● **AIM OF THE EXERCISE**: All of the data should be output character for character, except the pictures.

──────

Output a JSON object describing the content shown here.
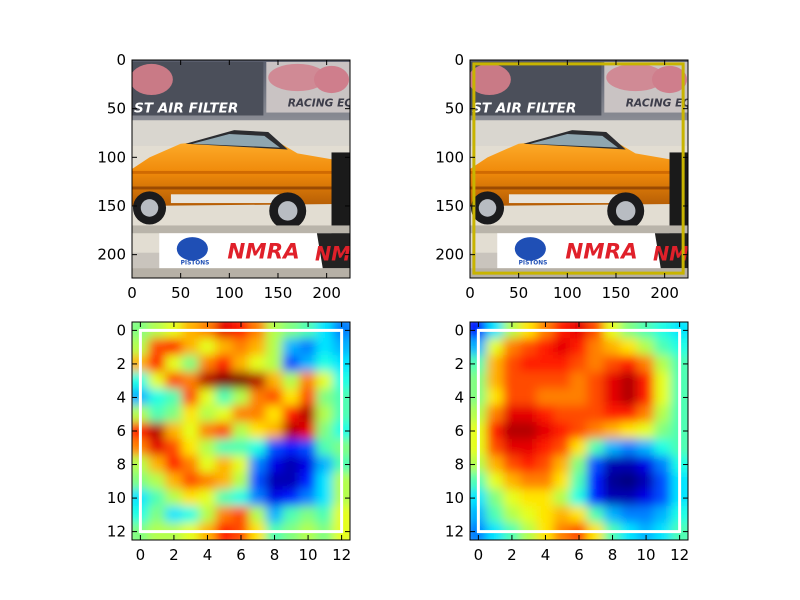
{
  "chart_data": [
    {
      "type": "image",
      "title": "",
      "image_description": "photo of an orange drag-racing car with banners (top-left, original image)",
      "image_text": [
        "ST AIR FILTER",
        "RACING EQ",
        "PISTONS",
        "NMRA",
        "NM"
      ],
      "xlim": [
        0,
        224
      ],
      "ylim": [
        224,
        0
      ],
      "x_ticks": [
        "0",
        "50",
        "100",
        "150",
        "200"
      ],
      "y_ticks": [
        "0",
        "50",
        "100",
        "150",
        "200"
      ]
    },
    {
      "type": "image",
      "title": "",
      "image_description": "same photo with a yellow bounding box overlay",
      "box_color": "#c8b400",
      "box": {
        "x0": 4,
        "y0": 4,
        "x1": 219,
        "y1": 219
      },
      "xlim": [
        0,
        224
      ],
      "ylim": [
        224,
        0
      ],
      "x_ticks": [
        "0",
        "50",
        "100",
        "150",
        "200"
      ],
      "y_ticks": [
        "0",
        "50",
        "100",
        "150",
        "200"
      ]
    },
    {
      "type": "heatmap",
      "title": "",
      "colormap": "jet",
      "interpolation": "bilinear",
      "xlim": [
        -0.5,
        12.5
      ],
      "ylim": [
        12.5,
        -0.5
      ],
      "x_ticks": [
        "0",
        "2",
        "4",
        "6",
        "8",
        "10",
        "12"
      ],
      "y_ticks": [
        "0",
        "2",
        "4",
        "6",
        "8",
        "10",
        "12"
      ],
      "box_color": "#ffffff",
      "box": {
        "x0": 0,
        "y0": 0,
        "x1": 12,
        "y1": 12
      },
      "values": [
        [
          0.5,
          0.55,
          0.6,
          0.7,
          0.75,
          0.9,
          0.85,
          0.75,
          0.55,
          0.5,
          0.45,
          0.35,
          0.25
        ],
        [
          0.55,
          0.8,
          0.85,
          0.7,
          0.6,
          0.7,
          0.75,
          0.7,
          0.55,
          0.3,
          0.25,
          0.35,
          0.3
        ],
        [
          0.7,
          0.85,
          0.6,
          0.5,
          0.75,
          0.85,
          0.7,
          0.6,
          0.55,
          0.2,
          0.3,
          0.4,
          0.35
        ],
        [
          0.4,
          0.6,
          0.8,
          0.75,
          0.95,
          1.0,
          1.0,
          0.95,
          0.7,
          0.55,
          0.75,
          0.6,
          0.4
        ],
        [
          0.3,
          0.4,
          0.45,
          0.8,
          0.6,
          0.45,
          0.55,
          0.75,
          0.8,
          0.65,
          0.8,
          0.5,
          0.45
        ],
        [
          0.55,
          0.45,
          0.5,
          0.65,
          0.55,
          0.6,
          0.75,
          0.75,
          0.65,
          0.85,
          0.95,
          0.55,
          0.45
        ],
        [
          0.85,
          0.95,
          0.7,
          0.6,
          0.75,
          0.8,
          0.55,
          0.65,
          0.7,
          0.95,
          0.9,
          0.5,
          0.4
        ],
        [
          0.75,
          0.9,
          0.8,
          0.65,
          0.55,
          0.45,
          0.45,
          0.4,
          0.2,
          0.15,
          0.2,
          0.45,
          0.5
        ],
        [
          0.55,
          0.7,
          0.85,
          0.75,
          0.6,
          0.7,
          0.6,
          0.25,
          0.1,
          0.05,
          0.1,
          0.3,
          0.45
        ],
        [
          0.5,
          0.55,
          0.7,
          0.8,
          0.75,
          0.7,
          0.55,
          0.2,
          0.05,
          0.05,
          0.15,
          0.35,
          0.55
        ],
        [
          0.35,
          0.45,
          0.55,
          0.65,
          0.6,
          0.45,
          0.4,
          0.25,
          0.1,
          0.15,
          0.25,
          0.35,
          0.55
        ],
        [
          0.4,
          0.5,
          0.35,
          0.4,
          0.55,
          0.75,
          0.8,
          0.55,
          0.3,
          0.45,
          0.5,
          0.45,
          0.6
        ],
        [
          0.5,
          0.55,
          0.55,
          0.6,
          0.7,
          0.85,
          0.8,
          0.65,
          0.45,
          0.5,
          0.55,
          0.5,
          0.6
        ]
      ]
    },
    {
      "type": "heatmap",
      "title": "",
      "colormap": "jet",
      "interpolation": "bilinear",
      "xlim": [
        -0.5,
        12.5
      ],
      "ylim": [
        12.5,
        -0.5
      ],
      "x_ticks": [
        "0",
        "2",
        "4",
        "6",
        "8",
        "10",
        "12"
      ],
      "y_ticks": [
        "0",
        "2",
        "4",
        "6",
        "8",
        "10",
        "12"
      ],
      "box_color": "#ffffff",
      "box": {
        "x0": 0,
        "y0": 0,
        "x1": 12,
        "y1": 12
      },
      "values": [
        [
          0.15,
          0.35,
          0.55,
          0.65,
          0.75,
          0.85,
          0.9,
          0.8,
          0.6,
          0.5,
          0.45,
          0.4,
          0.35
        ],
        [
          0.3,
          0.6,
          0.75,
          0.8,
          0.85,
          0.9,
          0.85,
          0.75,
          0.7,
          0.65,
          0.55,
          0.45,
          0.4
        ],
        [
          0.45,
          0.7,
          0.8,
          0.85,
          0.85,
          0.85,
          0.8,
          0.75,
          0.8,
          0.85,
          0.75,
          0.55,
          0.45
        ],
        [
          0.5,
          0.7,
          0.8,
          0.8,
          0.8,
          0.8,
          0.75,
          0.8,
          0.9,
          0.95,
          0.85,
          0.6,
          0.45
        ],
        [
          0.5,
          0.65,
          0.8,
          0.8,
          0.75,
          0.75,
          0.75,
          0.8,
          0.9,
          0.95,
          0.85,
          0.6,
          0.45
        ],
        [
          0.55,
          0.75,
          0.9,
          0.9,
          0.85,
          0.8,
          0.8,
          0.8,
          0.85,
          0.85,
          0.75,
          0.55,
          0.45
        ],
        [
          0.6,
          0.85,
          0.95,
          0.95,
          0.9,
          0.85,
          0.8,
          0.75,
          0.7,
          0.65,
          0.6,
          0.5,
          0.45
        ],
        [
          0.6,
          0.8,
          0.9,
          0.9,
          0.85,
          0.8,
          0.65,
          0.45,
          0.3,
          0.25,
          0.3,
          0.4,
          0.45
        ],
        [
          0.55,
          0.7,
          0.8,
          0.85,
          0.8,
          0.7,
          0.5,
          0.2,
          0.05,
          0.05,
          0.1,
          0.25,
          0.4
        ],
        [
          0.45,
          0.6,
          0.7,
          0.75,
          0.75,
          0.65,
          0.45,
          0.15,
          0.02,
          0.0,
          0.05,
          0.2,
          0.35
        ],
        [
          0.35,
          0.5,
          0.6,
          0.65,
          0.65,
          0.55,
          0.4,
          0.15,
          0.05,
          0.05,
          0.1,
          0.2,
          0.35
        ],
        [
          0.3,
          0.45,
          0.55,
          0.6,
          0.65,
          0.7,
          0.65,
          0.45,
          0.3,
          0.25,
          0.25,
          0.3,
          0.4
        ],
        [
          0.25,
          0.35,
          0.45,
          0.55,
          0.65,
          0.75,
          0.8,
          0.65,
          0.45,
          0.35,
          0.3,
          0.35,
          0.45
        ]
      ]
    }
  ]
}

──────

● **SOLUTION TO THIS PROBLEM**:
Output a JSON object describing the content shown here.
{
  "chart_data": [
    {
      "type": "image",
      "title": "",
      "image_description": "photo of an orange drag-racing car with banners (top-left, original image)",
      "image_text": [
        "ST AIR FILTER",
        "RACING EQ",
        "PISTONS",
        "NMRA",
        "NM"
      ],
      "xlim": [
        0,
        224
      ],
      "ylim": [
        224,
        0
      ],
      "x_ticks": [
        "0",
        "50",
        "100",
        "150",
        "200"
      ],
      "y_ticks": [
        "0",
        "50",
        "100",
        "150",
        "200"
      ]
    },
    {
      "type": "image",
      "title": "",
      "image_description": "same photo with a yellow bounding box overlay",
      "box_color": "#c8b400",
      "box": {
        "x0": 4,
        "y0": 4,
        "x1": 219,
        "y1": 219
      },
      "xlim": [
        0,
        224
      ],
      "ylim": [
        224,
        0
      ],
      "x_ticks": [
        "0",
        "50",
        "100",
        "150",
        "200"
      ],
      "y_ticks": [
        "0",
        "50",
        "100",
        "150",
        "200"
      ]
    },
    {
      "type": "heatmap",
      "title": "",
      "colormap": "jet",
      "interpolation": "bilinear",
      "xlim": [
        -0.5,
        12.5
      ],
      "ylim": [
        12.5,
        -0.5
      ],
      "x_ticks": [
        "0",
        "2",
        "4",
        "6",
        "8",
        "10",
        "12"
      ],
      "y_ticks": [
        "0",
        "2",
        "4",
        "6",
        "8",
        "10",
        "12"
      ],
      "box_color": "#ffffff",
      "box": {
        "x0": 0,
        "y0": 0,
        "x1": 12,
        "y1": 12
      },
      "values": [
        [
          0.5,
          0.55,
          0.6,
          0.7,
          0.75,
          0.9,
          0.85,
          0.75,
          0.55,
          0.5,
          0.45,
          0.35,
          0.25
        ],
        [
          0.55,
          0.8,
          0.85,
          0.7,
          0.6,
          0.7,
          0.75,
          0.7,
          0.55,
          0.3,
          0.25,
          0.35,
          0.3
        ],
        [
          0.7,
          0.85,
          0.6,
          0.5,
          0.75,
          0.85,
          0.7,
          0.6,
          0.55,
          0.2,
          0.3,
          0.4,
          0.35
        ],
        [
          0.4,
          0.6,
          0.8,
          0.75,
          0.95,
          1.0,
          1.0,
          0.95,
          0.7,
          0.55,
          0.75,
          0.6,
          0.4
        ],
        [
          0.3,
          0.4,
          0.45,
          0.8,
          0.6,
          0.45,
          0.55,
          0.75,
          0.8,
          0.65,
          0.8,
          0.5,
          0.45
        ],
        [
          0.55,
          0.45,
          0.5,
          0.65,
          0.55,
          0.6,
          0.75,
          0.75,
          0.65,
          0.85,
          0.95,
          0.55,
          0.45
        ],
        [
          0.85,
          0.95,
          0.7,
          0.6,
          0.75,
          0.8,
          0.55,
          0.65,
          0.7,
          0.95,
          0.9,
          0.5,
          0.4
        ],
        [
          0.75,
          0.9,
          0.8,
          0.65,
          0.55,
          0.45,
          0.45,
          0.4,
          0.2,
          0.15,
          0.2,
          0.45,
          0.5
        ],
        [
          0.55,
          0.7,
          0.85,
          0.75,
          0.6,
          0.7,
          0.6,
          0.25,
          0.1,
          0.05,
          0.1,
          0.3,
          0.45
        ],
        [
          0.5,
          0.55,
          0.7,
          0.8,
          0.75,
          0.7,
          0.55,
          0.2,
          0.05,
          0.05,
          0.15,
          0.35,
          0.55
        ],
        [
          0.35,
          0.45,
          0.55,
          0.65,
          0.6,
          0.45,
          0.4,
          0.25,
          0.1,
          0.15,
          0.25,
          0.35,
          0.55
        ],
        [
          0.4,
          0.5,
          0.35,
          0.4,
          0.55,
          0.75,
          0.8,
          0.55,
          0.3,
          0.45,
          0.5,
          0.45,
          0.6
        ],
        [
          0.5,
          0.55,
          0.55,
          0.6,
          0.7,
          0.85,
          0.8,
          0.65,
          0.45,
          0.5,
          0.55,
          0.5,
          0.6
        ]
      ]
    },
    {
      "type": "heatmap",
      "title": "",
      "colormap": "jet",
      "interpolation": "bilinear",
      "xlim": [
        -0.5,
        12.5
      ],
      "ylim": [
        12.5,
        -0.5
      ],
      "x_ticks": [
        "0",
        "2",
        "4",
        "6",
        "8",
        "10",
        "12"
      ],
      "y_ticks": [
        "0",
        "2",
        "4",
        "6",
        "8",
        "10",
        "12"
      ],
      "box_color": "#ffffff",
      "box": {
        "x0": 0,
        "y0": 0,
        "x1": 12,
        "y1": 12
      },
      "values": [
        [
          0.15,
          0.35,
          0.55,
          0.65,
          0.75,
          0.85,
          0.9,
          0.8,
          0.6,
          0.5,
          0.45,
          0.4,
          0.35
        ],
        [
          0.3,
          0.6,
          0.75,
          0.8,
          0.85,
          0.9,
          0.85,
          0.75,
          0.7,
          0.65,
          0.55,
          0.45,
          0.4
        ],
        [
          0.45,
          0.7,
          0.8,
          0.85,
          0.85,
          0.85,
          0.8,
          0.75,
          0.8,
          0.85,
          0.75,
          0.55,
          0.45
        ],
        [
          0.5,
          0.7,
          0.8,
          0.8,
          0.8,
          0.8,
          0.75,
          0.8,
          0.9,
          0.95,
          0.85,
          0.6,
          0.45
        ],
        [
          0.5,
          0.65,
          0.8,
          0.8,
          0.75,
          0.75,
          0.75,
          0.8,
          0.9,
          0.95,
          0.85,
          0.6,
          0.45
        ],
        [
          0.55,
          0.75,
          0.9,
          0.9,
          0.85,
          0.8,
          0.8,
          0.8,
          0.85,
          0.85,
          0.75,
          0.55,
          0.45
        ],
        [
          0.6,
          0.85,
          0.95,
          0.95,
          0.9,
          0.85,
          0.8,
          0.75,
          0.7,
          0.65,
          0.6,
          0.5,
          0.45
        ],
        [
          0.6,
          0.8,
          0.9,
          0.9,
          0.85,
          0.8,
          0.65,
          0.45,
          0.3,
          0.25,
          0.3,
          0.4,
          0.45
        ],
        [
          0.55,
          0.7,
          0.8,
          0.85,
          0.8,
          0.7,
          0.5,
          0.2,
          0.05,
          0.05,
          0.1,
          0.25,
          0.4
        ],
        [
          0.45,
          0.6,
          0.7,
          0.75,
          0.75,
          0.65,
          0.45,
          0.15,
          0.02,
          0.0,
          0.05,
          0.2,
          0.35
        ],
        [
          0.35,
          0.5,
          0.6,
          0.65,
          0.65,
          0.55,
          0.4,
          0.15,
          0.05,
          0.05,
          0.1,
          0.2,
          0.35
        ],
        [
          0.3,
          0.45,
          0.55,
          0.6,
          0.65,
          0.7,
          0.65,
          0.45,
          0.3,
          0.25,
          0.25,
          0.3,
          0.4
        ],
        [
          0.25,
          0.35,
          0.45,
          0.55,
          0.65,
          0.75,
          0.8,
          0.65,
          0.45,
          0.35,
          0.3,
          0.35,
          0.45
        ]
      ]
    }
  ]
}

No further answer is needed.